ARTYKUŁ →
==========

No to wielki powrót
Długo mnie tu strasznie nie było, sama nie wiem czemu, jakoś tak wyszło. Jest już 2014, już drugi miesiąc :O Jak to szybko zleciało. Nie powiem, bardzo oczekiwałam na ten nowy rok. Nowe siły, cele i te sprawy, ale także wielkie zmiany.
Nawet nie zauważamy, jak wszystko wokół nas się zmienia. Wszystko. Nawet my sami. Powoli zdajemy sobie sprawę, że nic nie będzie już takie samo. Wspomnienia zawracają nam głowę, ale trzeba żyć tym, co jest tu i teraz. Zagubienie - tak, to dobre określenie mojego obecnego stanu. Niczego już nie wiem, czekam na to, co przyniosą dni. Pełne zaskoczenie, brak planów. Co ma być to będzie. Właściwi zostaną - o to się nie martwię :) Pzyszłość tak szybko nadchodzi. Przerasta mnie to chyba.

==========

ZAWARTOŚĆ ZBIORU DANYCH →
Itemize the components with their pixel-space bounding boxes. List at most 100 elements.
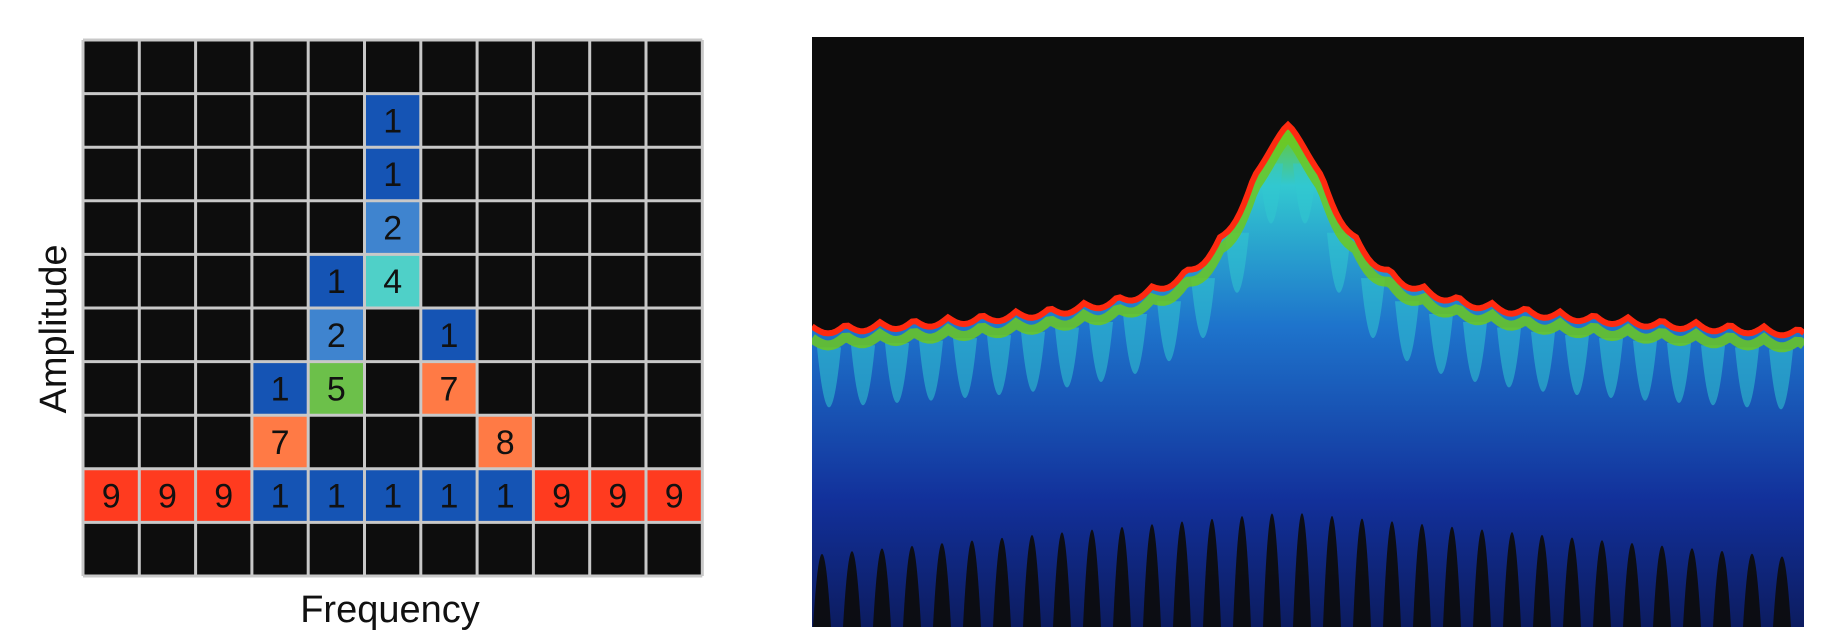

==========

POLECENIA DO ĆWICZENIA →
1) Który miesiąc 2014 roku według artykułu już trwa?
2) Przetłumacz na język angielski zdanie z artykułu: „Nawet nie zauważamy, jak wszystko wokół nas się zmienia.”
Wykaz nie jest potrzebny do wykonania zadań.

ROZWIĄZANIA ZADAŃ →
1) Według artykułu trwa już drugi miesiąc 2014 roku.

2) We don't even notice how everything around us is changing.